## PAGE EXTRACT:
And just like that, the 88th Academy Awards took almost four hours to reveal the year’s main winners. No surprises for the millions of Leo supporters and fans who’ve been putting up with the thousands of memes and parody video games – DiCaprio finally won his first ever trophy, while Brie Larson took home the Lead Actress trophy for the wonderful Room. People were afraid Leo would eat his own flesh in his next film if he didn’t win this one – but it was a happily ever after. As he said, he wouldn’t take this night for granted. There were a few surprises and a few cop-outs by the Academy voters as usual, but all in all, they went against the grain and rewarded genres that weren’t lock-in, traditional Oscar bait-ish favorites.
Eventually, everybody’s darling Mad Max: Fury Road took home a whopping six Oscars (all of them technical awards – Best Production Design, Costumes, Make-Up, Sound Editing, Sound Mixing, Editing). The Revenant won three major awards (Direction, Actor, Cinematography). Spotlight won two big ones (Original Screenplay, Picture), and Inside Out won the Best Animated Film Oscar.
Many journalists, including this writer, across the globe celebrated the emergence of Spotlight – a film based on the Boston Globe’s famous expose on sexual abuse by Church priests – and hoped that it would bring forth a new dawn on the oft-abused and much sidelined profession.
Let’s take a look at the night’s best moments, deserving winners and shocking passes:
Best Supporting Actor (Male)
Mark Rylance, the Russian spy in Steven Spielberg’s The Bridge Of Spies hadn’t won a single trophy through the season (including Golden Globes and Screen Actors Guild Awards) despite a terrific show-stealing performance in the espionage saga. Sly Stallone had won most of the events leading up to the Oscars, and was the emotional favorite to win the big one – just like Mickey Rourke was for The Wrestler in a lead role before Sean Penn upset him for Milk. This was, however, an upset for only those who wanted heart over mind. Mark Ruffalo was actually the alternate favorite for his turn as a reporter of the Boston Globe in the brilliant Spotlight, but Rylance’s years of stage acting impressed the voters too much. Much deserved and a fantastic choice by the academy.
Best Original Song
Sam Smith, who won for The Writing’s On The Wall for the underwhelming Bond film Spectre, dedicated his award to the LGBT community, and had quite a few heartwarming words for his peers. But there was no way in the world anybody believed that his was the best – probably one of the weakest Bond title tracks in its history. He followed Adele for Skyfall, and won it over Lady Gaga – who had only moments ago belted out an awe-inspiring, moment-of-the-night performance for her nominated song, Till It Happens To You on stage.

## WORK INSTRUCTIONS:
**a)** Answer these questions using the 88th Academy Awards article.
(i) How many Oscars did Mad Max: Fury Road win?
(ii) What character did Mark Rylance play in The Bridge Of Spies?
(iii) What song did Lady Gaga perform on stage?
**b)** Reproduce the 88th Academy Awards article word for word, everything from "And just like" down to "Oscar bait-ish favorites.".
**c)** Carry the 88th Academy Awards article further, picking up after its final sentence.

Records showing where elements appear
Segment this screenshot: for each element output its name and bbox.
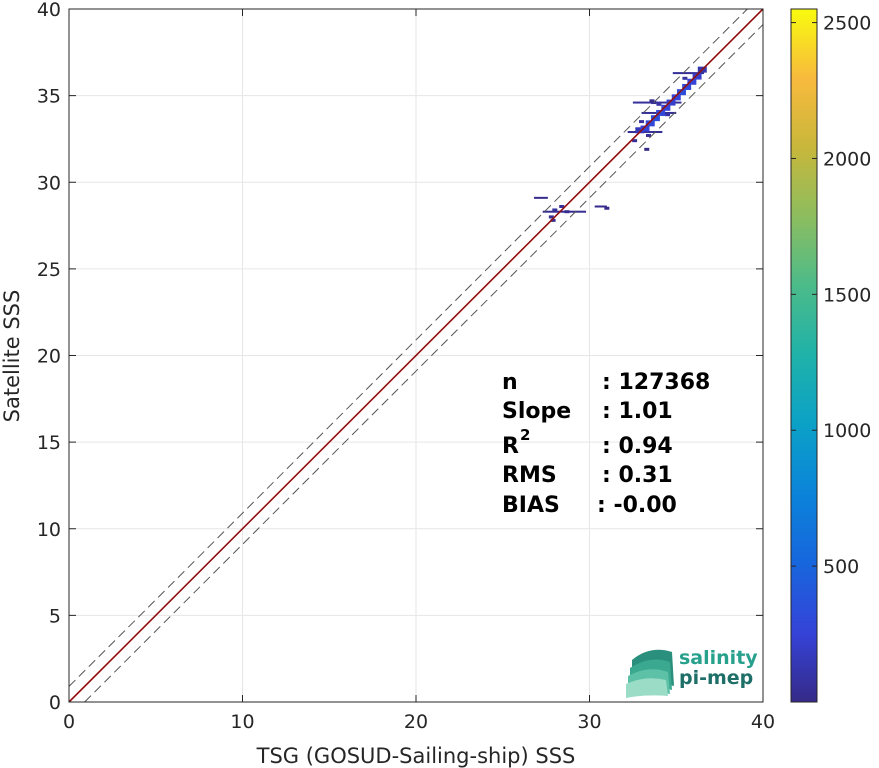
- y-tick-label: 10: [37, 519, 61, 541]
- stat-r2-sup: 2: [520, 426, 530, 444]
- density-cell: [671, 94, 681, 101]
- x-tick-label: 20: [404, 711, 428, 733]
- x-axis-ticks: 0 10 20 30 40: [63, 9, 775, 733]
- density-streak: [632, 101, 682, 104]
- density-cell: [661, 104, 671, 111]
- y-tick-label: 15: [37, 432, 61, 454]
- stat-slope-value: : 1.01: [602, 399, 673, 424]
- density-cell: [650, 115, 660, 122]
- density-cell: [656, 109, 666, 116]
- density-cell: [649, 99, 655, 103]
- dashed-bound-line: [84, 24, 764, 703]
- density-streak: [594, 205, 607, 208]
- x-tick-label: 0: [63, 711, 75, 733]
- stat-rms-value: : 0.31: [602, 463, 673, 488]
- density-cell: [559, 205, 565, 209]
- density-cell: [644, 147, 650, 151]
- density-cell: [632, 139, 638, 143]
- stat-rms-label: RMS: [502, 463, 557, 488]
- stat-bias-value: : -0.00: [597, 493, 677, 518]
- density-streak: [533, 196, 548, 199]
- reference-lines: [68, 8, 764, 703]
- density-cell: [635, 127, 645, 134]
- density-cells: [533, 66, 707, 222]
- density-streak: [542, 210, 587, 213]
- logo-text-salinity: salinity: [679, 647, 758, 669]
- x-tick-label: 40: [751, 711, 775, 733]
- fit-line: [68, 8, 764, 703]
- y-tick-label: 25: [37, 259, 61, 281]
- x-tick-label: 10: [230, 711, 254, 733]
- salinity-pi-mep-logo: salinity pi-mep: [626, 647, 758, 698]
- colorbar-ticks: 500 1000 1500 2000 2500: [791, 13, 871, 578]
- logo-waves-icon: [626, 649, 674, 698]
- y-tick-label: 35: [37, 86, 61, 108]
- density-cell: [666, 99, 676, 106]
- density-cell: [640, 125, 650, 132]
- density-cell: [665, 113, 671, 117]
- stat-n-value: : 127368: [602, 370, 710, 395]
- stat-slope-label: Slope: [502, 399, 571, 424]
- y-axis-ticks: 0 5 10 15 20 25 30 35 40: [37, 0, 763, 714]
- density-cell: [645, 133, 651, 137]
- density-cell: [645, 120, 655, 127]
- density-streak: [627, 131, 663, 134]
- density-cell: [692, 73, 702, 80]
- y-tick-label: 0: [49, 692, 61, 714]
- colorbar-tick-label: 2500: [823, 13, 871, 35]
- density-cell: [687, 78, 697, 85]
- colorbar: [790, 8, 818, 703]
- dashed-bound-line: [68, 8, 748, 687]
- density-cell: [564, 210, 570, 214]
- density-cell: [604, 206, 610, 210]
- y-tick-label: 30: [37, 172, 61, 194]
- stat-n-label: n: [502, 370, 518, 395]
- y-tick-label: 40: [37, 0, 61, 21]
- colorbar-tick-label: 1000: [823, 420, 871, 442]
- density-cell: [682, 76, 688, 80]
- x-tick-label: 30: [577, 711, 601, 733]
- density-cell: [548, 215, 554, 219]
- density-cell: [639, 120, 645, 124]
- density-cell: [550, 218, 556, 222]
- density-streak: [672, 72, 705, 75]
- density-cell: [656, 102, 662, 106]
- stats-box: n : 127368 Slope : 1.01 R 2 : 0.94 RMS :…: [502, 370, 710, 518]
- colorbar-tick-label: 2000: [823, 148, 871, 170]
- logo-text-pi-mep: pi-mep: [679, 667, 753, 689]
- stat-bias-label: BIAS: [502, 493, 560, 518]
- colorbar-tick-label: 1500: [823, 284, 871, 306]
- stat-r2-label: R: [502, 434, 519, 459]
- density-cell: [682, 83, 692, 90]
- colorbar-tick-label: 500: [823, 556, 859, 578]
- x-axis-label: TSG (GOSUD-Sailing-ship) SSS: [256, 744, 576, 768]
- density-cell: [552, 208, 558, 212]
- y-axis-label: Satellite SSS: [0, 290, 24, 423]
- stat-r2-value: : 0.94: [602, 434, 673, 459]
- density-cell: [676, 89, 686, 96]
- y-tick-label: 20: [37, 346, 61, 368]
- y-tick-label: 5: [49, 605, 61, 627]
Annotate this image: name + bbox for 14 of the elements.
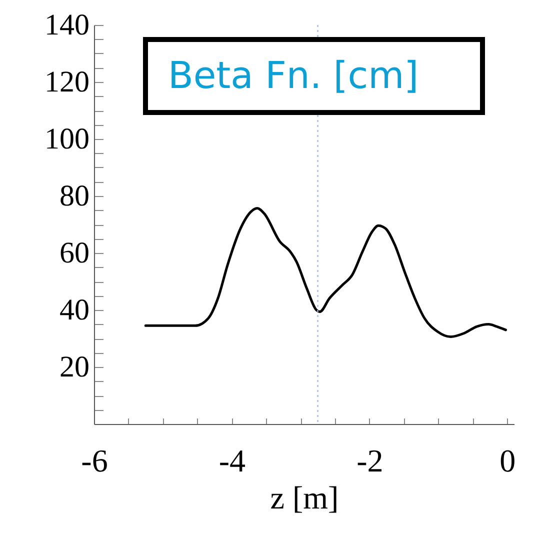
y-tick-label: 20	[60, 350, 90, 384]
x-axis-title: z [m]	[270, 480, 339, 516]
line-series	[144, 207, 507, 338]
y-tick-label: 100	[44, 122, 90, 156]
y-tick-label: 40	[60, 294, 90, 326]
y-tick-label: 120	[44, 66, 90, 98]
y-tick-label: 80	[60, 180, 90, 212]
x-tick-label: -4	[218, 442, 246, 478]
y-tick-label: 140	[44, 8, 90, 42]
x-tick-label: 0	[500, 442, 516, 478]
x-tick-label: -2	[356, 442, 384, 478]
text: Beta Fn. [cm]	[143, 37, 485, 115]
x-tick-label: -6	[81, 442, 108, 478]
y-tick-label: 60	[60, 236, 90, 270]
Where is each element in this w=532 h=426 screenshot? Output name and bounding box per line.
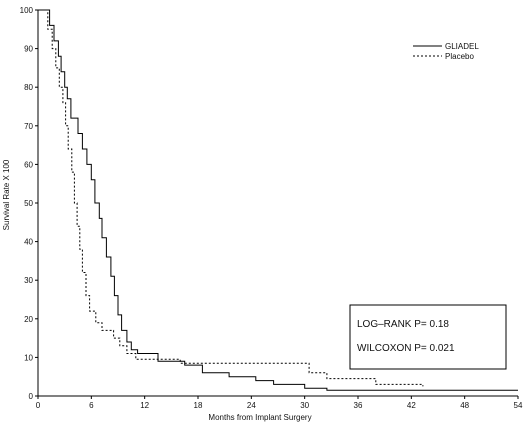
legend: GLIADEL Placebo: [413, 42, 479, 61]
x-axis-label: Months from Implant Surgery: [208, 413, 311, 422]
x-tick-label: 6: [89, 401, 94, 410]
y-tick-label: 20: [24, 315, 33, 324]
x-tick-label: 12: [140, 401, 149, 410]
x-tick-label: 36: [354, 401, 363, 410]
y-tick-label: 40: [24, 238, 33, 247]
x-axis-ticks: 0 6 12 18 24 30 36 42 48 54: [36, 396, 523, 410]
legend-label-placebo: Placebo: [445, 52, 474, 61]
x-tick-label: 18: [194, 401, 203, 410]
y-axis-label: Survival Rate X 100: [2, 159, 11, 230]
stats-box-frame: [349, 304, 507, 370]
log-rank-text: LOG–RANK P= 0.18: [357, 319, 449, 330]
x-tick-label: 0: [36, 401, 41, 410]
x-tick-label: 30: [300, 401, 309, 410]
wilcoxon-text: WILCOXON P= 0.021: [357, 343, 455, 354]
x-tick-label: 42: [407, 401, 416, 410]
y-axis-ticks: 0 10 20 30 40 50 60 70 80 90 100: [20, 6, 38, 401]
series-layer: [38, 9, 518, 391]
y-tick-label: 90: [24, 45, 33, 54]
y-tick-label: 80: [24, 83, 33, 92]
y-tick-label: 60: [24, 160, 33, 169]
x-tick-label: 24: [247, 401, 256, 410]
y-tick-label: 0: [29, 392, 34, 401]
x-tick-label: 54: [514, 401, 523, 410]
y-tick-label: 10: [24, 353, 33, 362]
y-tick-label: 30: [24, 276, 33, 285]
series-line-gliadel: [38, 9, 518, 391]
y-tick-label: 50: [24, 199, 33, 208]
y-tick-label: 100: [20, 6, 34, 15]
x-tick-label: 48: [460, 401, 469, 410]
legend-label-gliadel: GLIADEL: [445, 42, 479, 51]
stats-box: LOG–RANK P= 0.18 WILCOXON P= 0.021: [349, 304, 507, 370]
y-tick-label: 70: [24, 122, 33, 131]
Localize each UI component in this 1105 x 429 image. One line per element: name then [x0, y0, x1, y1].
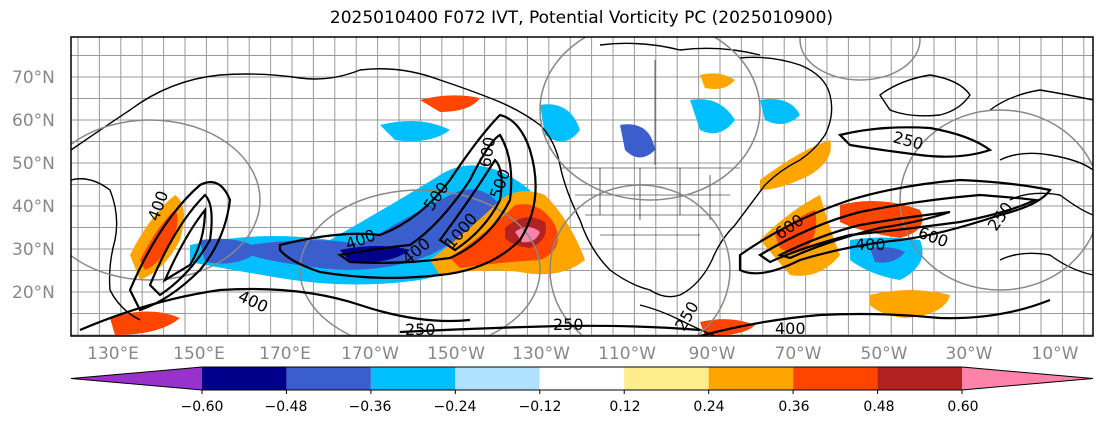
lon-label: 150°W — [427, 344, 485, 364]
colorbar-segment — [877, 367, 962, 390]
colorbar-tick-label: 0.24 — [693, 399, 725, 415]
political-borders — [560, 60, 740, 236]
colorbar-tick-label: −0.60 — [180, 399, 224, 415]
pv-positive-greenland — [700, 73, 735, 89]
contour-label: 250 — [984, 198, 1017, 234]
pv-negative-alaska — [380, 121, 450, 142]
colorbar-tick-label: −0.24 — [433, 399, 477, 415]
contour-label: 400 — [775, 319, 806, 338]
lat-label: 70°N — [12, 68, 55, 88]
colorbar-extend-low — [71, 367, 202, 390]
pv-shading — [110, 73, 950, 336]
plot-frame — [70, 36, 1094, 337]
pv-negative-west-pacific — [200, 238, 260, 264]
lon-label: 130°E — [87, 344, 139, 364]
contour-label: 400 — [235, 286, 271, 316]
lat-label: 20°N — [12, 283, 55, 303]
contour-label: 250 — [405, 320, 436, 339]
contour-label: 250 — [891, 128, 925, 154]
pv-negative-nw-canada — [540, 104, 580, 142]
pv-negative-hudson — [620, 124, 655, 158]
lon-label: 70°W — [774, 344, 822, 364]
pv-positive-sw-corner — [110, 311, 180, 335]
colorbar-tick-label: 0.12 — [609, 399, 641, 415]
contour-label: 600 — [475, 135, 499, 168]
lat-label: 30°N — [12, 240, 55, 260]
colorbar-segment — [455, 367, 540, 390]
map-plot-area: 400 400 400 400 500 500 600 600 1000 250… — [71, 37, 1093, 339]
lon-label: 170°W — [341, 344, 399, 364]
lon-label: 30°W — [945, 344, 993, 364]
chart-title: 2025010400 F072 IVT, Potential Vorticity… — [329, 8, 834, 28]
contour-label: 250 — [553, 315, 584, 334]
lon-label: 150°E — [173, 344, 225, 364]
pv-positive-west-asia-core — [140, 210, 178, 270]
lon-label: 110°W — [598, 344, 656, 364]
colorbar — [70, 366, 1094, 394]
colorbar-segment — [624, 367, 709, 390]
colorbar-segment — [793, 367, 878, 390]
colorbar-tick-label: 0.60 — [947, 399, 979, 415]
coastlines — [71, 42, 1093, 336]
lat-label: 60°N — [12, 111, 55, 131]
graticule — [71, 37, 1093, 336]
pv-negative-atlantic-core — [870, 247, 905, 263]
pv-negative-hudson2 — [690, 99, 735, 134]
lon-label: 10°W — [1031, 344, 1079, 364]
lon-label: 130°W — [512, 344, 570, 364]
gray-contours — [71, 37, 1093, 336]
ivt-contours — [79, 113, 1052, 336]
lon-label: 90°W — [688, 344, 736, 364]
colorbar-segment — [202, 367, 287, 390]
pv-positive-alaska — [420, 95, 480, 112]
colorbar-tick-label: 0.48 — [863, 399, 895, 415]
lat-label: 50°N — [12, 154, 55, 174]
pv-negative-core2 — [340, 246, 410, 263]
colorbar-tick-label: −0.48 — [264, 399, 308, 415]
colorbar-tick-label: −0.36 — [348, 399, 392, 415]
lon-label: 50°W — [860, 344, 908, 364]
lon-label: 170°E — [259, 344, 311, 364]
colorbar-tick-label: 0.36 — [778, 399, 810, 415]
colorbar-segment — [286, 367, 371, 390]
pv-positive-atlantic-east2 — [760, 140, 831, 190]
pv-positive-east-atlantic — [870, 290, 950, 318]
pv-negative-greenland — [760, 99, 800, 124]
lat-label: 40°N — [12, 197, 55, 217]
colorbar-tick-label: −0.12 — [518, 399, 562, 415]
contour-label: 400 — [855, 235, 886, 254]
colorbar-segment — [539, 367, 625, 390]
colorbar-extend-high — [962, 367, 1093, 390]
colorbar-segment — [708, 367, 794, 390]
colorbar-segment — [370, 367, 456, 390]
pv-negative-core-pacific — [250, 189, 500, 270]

## TASK ANSWERS:
**a)**
(i) Six.
(ii) The Russian spy.
(iii) Till It Happens To You.

**b)**
And just like that, the 88th Academy Awards took almost four hours to reveal the year’s main winners. No surprises for the millions of Leo supporters and fans who’ve been putting up with the thousands of memes and parody video games – DiCaprio finally won his first ever trophy, while Brie Larson took home the Lead Actress trophy for the wonderful Room. People were afraid Leo would eat his own flesh in his next film if he didn’t win this one – but it was a happily ever after. As he said, he wouldn’t take this night for granted. There were a few surprises and a few cop-outs by the Academy voters as usual, but all in all, they went against the grain and rewarded genres that weren’t lock-in, traditional Oscar bait-ish favorites.

**c)**
This was arguably an upset in context of the momentum of the night. Till the Red Carpet, Alejandro Inarritu was favorite to win his second consecutive Directing Oscar in a row after Birdman. But as the night progressed, Mad Max picked up its first six out of seven nominations and raised hopes of a Miller-sized upset come the big ones. Surely, there’d be a fairytale ending. Eventually, you could just sense the millions of Mad Max fans screaming “MEDIOCRE” when Inarritu won for The Revenant – which was, let’s face it, more of an endurance cinematic test than an experience, more David Blaine than David Copperfield.
BEST ORIGINAL SCREENPLAY
Okay, Spotlight – the best film – had to win a writing award because that’s how it usually goes. But really, on a technical ground, was Spotlight an original screenplay, even though it was adapted from real events? The journalism drama deserved the Best Picture award, but pipped the insanely imaginative Inside Out to the writing trophy. That the Pixar film only won its expected Animated category, and wasn’t nominated for Best Picture and didn’t win Screenplay was the biggest disappointment of the night. You’d expect more from an industry that just stopped short of awarding cinematic experience and imagination (Mad Max, Inside Out) over intention and heft (Spotlight, The Big Short, The Revenant)
Pete Docter (Director, INSIDE OUT)
“Anyone out there who’s in junior high, high school, working it out, suffering — there are days you’re gonna feel sad, you’re gonna feel angry, you’re gonna be scared. That’s nothing you can choose, but you can make stuff. Make films. Draw. Write. It’ll make a world of difference.” said Docter, who inspired millions of impressionable young souls watching the ceremony in their early years and wondering if their week would get any better at school. Just like that, seeds of artistry and imagination were sown.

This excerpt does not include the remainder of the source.